- _Text block_:
[Start of section]
A knitsuke from the dovegreyreader


I have just arrived back at home from the Port Eliot festival in Cornwall, where I was talking to Lynne Hatwell at the dovegreyreader tent, interviewing Linda Brothwell at Hole & Corner, and talking at Caught By The River. To top a good time I return home with a knitsuke, one of the individual gifts/mementos knitted for each speaker by dovegreyreader’s KnitAngel.

My knitsuke depicts a Yorkshire farm, complete with dry stone walls, gate, red tractor and farmhouse. dovegreyreader and KnitAngel said they made it for me to compensate for the loss of my family’s actual farm, and it is certainly a beautiful reminder. It was certainly moving to be given something that someone has spent time making for you. I particularly the unintentional (I asked) detail of the white band on the horizon, as the white reminded me of the chalk that underlies the Yorkshire Wolds, and whose eroded contours does indeed shape the curves of the horizons there.

KnitAngel also made me a pig to live on the farm. Both will be going on frames on my wall.

I also talked about making things with Linda Brothwell. Linda is a Nottinghamshire farmer’s daughter and trained jewellery maker and silversmith, who has turned to making tools as part of an ongoing art project; she makes the tools needed for specific restoration work on buildings. I was fascinated to see how the audience became very attentive when she began picking up the chisels and hammers she had made in order to explain their purposes – it confirmed the truth of her belief that we have strong emotional and cultural bonds with the tools we make and use.

Particularly striking was the similarity she saw between tools and jewellery. While this might seem odd to someone who has never thought of it before, it reminded me of conversations I have had with my brother in which he grumbles about other people borrowing from his toolbox. The tools either never come back, he says, or can be slightly changed by the other person’s grip, thus spoiling the feel you have for them. Here are two of Linda’s hammers, made for use on her Acts Of Care project:


At Caught By The River it seemed fitting to talk about the escape that the people I wrote about in The Valley found in the countryside, and particularly in fishing.  I read a section in which my cousin David took his girlfriend – and future wife – Marie – fishing for the first time, only to watch helplessly as she hooked a pike, overbalanced, and fell headfirst into the river Wharfe.
[End of section]
(Collection entries)
[Start of section]
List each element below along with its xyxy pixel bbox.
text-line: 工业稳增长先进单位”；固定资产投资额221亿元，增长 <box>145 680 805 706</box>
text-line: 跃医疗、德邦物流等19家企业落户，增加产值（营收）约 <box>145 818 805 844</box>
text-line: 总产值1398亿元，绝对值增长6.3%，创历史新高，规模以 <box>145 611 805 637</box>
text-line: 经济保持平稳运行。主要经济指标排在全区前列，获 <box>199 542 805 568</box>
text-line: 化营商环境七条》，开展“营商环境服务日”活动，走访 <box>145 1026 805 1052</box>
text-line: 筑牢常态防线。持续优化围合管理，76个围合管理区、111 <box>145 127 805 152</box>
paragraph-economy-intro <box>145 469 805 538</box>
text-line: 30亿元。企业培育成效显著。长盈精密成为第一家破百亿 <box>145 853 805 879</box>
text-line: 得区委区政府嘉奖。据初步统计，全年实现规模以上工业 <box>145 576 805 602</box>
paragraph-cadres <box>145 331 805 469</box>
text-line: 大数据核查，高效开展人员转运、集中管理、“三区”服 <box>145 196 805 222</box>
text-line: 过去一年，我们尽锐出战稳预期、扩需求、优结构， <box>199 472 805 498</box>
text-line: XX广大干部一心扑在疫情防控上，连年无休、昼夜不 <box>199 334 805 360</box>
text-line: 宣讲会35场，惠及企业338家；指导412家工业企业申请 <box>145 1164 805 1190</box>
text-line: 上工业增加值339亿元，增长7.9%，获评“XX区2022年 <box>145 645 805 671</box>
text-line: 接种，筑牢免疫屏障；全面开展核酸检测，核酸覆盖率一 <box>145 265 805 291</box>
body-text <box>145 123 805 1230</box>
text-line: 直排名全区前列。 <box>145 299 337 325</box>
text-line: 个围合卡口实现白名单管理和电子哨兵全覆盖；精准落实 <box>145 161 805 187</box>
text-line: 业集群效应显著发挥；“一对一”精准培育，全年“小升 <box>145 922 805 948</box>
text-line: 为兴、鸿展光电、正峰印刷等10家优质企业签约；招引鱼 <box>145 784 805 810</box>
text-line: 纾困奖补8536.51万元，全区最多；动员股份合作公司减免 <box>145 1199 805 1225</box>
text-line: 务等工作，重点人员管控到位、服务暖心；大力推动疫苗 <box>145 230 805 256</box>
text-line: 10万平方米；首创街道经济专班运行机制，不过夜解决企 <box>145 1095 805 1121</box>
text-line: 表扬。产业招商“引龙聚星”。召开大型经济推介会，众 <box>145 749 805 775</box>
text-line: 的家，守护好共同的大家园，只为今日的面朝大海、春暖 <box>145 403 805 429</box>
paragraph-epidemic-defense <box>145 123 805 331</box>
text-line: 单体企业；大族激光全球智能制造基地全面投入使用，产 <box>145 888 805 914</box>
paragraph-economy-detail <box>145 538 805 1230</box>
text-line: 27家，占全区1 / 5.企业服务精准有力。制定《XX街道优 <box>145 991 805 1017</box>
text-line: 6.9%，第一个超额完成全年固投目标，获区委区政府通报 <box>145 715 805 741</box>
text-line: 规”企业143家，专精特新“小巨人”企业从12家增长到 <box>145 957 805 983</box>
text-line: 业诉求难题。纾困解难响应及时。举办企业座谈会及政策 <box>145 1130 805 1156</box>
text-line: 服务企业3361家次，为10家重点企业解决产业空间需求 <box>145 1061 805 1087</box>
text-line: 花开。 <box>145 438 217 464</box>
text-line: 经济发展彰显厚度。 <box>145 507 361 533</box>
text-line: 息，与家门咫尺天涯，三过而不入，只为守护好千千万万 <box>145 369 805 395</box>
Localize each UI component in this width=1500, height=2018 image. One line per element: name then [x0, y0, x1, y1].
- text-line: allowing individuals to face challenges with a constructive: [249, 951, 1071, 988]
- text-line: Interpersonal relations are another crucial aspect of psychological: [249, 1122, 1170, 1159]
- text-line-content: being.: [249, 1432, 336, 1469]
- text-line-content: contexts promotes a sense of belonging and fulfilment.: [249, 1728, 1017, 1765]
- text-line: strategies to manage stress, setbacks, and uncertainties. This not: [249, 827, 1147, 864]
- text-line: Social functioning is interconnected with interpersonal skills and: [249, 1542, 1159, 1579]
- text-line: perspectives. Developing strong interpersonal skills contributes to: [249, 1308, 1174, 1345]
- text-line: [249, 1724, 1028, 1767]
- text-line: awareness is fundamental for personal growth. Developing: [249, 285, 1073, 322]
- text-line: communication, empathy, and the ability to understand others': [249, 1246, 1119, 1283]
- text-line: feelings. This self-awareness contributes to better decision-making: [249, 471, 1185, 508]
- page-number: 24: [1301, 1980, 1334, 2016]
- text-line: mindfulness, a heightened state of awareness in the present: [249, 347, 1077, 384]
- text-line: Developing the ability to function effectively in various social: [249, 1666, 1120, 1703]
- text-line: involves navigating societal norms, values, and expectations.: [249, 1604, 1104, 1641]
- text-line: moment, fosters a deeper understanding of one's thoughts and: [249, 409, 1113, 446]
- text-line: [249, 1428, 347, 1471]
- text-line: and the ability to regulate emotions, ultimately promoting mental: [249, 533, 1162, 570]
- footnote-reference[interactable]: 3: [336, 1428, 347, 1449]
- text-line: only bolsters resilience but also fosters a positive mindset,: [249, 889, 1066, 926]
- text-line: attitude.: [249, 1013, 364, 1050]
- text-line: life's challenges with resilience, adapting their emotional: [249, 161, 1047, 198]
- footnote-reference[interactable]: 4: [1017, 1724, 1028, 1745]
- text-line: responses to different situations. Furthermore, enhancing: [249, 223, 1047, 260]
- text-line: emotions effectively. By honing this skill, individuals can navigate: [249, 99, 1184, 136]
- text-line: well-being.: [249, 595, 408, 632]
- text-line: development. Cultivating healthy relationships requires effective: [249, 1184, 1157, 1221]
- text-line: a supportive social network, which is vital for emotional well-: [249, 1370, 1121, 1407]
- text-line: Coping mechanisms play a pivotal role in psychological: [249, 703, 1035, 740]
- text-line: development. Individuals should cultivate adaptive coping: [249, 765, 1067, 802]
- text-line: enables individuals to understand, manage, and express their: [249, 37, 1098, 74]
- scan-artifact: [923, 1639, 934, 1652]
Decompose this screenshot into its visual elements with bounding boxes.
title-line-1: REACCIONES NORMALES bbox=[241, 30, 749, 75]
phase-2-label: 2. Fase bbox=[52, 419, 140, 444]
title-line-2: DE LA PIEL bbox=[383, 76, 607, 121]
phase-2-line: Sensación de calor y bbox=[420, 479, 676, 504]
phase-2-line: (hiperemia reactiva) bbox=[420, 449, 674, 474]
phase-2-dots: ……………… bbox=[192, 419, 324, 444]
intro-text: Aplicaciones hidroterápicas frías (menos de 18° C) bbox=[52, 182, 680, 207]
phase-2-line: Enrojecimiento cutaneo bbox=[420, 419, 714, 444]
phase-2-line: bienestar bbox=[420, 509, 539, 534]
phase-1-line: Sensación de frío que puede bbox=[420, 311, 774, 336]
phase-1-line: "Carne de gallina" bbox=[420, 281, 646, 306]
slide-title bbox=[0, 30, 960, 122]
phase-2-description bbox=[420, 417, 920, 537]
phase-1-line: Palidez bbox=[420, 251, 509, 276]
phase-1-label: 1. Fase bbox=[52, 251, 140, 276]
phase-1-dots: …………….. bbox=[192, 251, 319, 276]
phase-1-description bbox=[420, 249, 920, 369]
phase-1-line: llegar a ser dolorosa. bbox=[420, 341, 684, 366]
[End of section]
- _What is expected_: Write a continuation of the blog post about the Port Eliot festival, picking up after its last sentence.

- _Answer to the exercise_:
There was a kind of connection between miners fishing and the tools for me, just in that the craftsmanship of tool-making and the tranquility of angling can feel like rural activities, but are often carried out in or near industrial settings. (I wrote about this a few weeks ago here). Thanks in part to the outcry against industrial working conditions in the 19th century, and to the influence of Ruskin and Morris, we have a false notion of the distinction between “industrial” and “rural”. “Craft” and “tradition” tend to be associated with rural life, the city and industry a force working working for their destruction.

Barry Hines likes to tell the story of how, after the success of of A Kestrel For A Knave and the film adaptation Kes, southern fans and critics asked him how a man from a mining community could have such a feeling and knowledge for the countryside; the fact that mining was as much a rural industry as an urban one had not fully registered in Britain’s consciousness of itself. Caught By The River, a project founded by men who worked in the London music industry, has gone some way towards rectifying that.